Written task
Each line below must be set down exactly; omit any image you find.

*****

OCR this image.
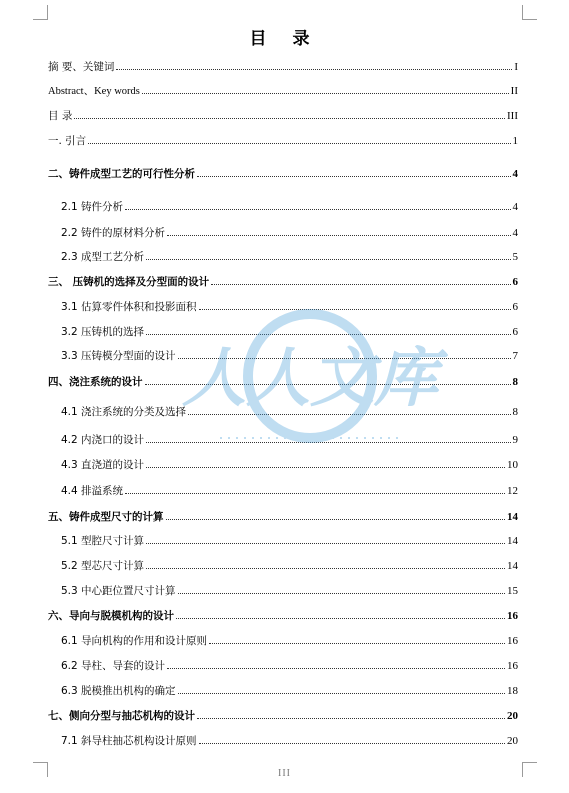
目 录
摘 要、关键词	I
Abstract、Key words	II
目 录	III
一. 引言	1
二、铸件成型工艺的可行性分析	4
2.1 铸件分析	4
2.2 铸件的原材料分析	4
2.3 成型工艺分析	5
三、 压铸机的选择及分型面的设计	6
3.1 估算零件体积和投影面积	6
3.2 压铸机的选择	6
3.3 压铸模分型面的设计	7
四、浇注系统的设计	8
4.1 浇注系统的分类及选择	8
4.2 内浇口的设计	9
4.3 直浇道的设计	10
4.4 排溢系统	12
五、铸件成型尺寸的计算	14
5.1 型腔尺寸计算	14
5.2 型芯尺寸计算	14
5.3 中心距位置尺寸计算	15
六、导向与脱模机构的设计	16
6.1 导向机构的作用和设计原则	16
6.2 导柱、导套的设计	16
6.3 脱模推出机构的确定	18
七、侧向分型与抽芯机构的设计	20
7.1 斜导柱抽芯机构设计原则	20
人人文库
III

*****

Right answer
OCR this image.
目 录
摘 要、关键词	I
Abstract、Key words	II
目 录	III
一. 引言	1
二、铸件成型工艺的可行性分析	4
2.1 铸件分析	4
2.2 铸件的原材料分析	4
2.3 成型工艺分析	5
三、 压铸机的选择及分型面的设计	6
3.1 估算零件体积和投影面积	6
3.2 压铸机的选择	6
3.3 压铸模分型面的设计	7
四、浇注系统的设计	8
4.1 浇注系统的分类及选择	8
4.2 内浇口的设计	9
4.3 直浇道的设计	10
4.4 排溢系统	12
五、铸件成型尺寸的计算	14
5.1 型腔尺寸计算	14
5.2 型芯尺寸计算	14
5.3 中心距位置尺寸计算	15
六、导向与脱模机构的设计	16
6.1 导向机构的作用和设计原则	16
6.2 导柱、导套的设计	16
6.3 脱模推出机构的确定	18
七、侧向分型与抽芯机构的设计	20
7.1 斜导柱抽芯机构设计原则	20
人人文库
III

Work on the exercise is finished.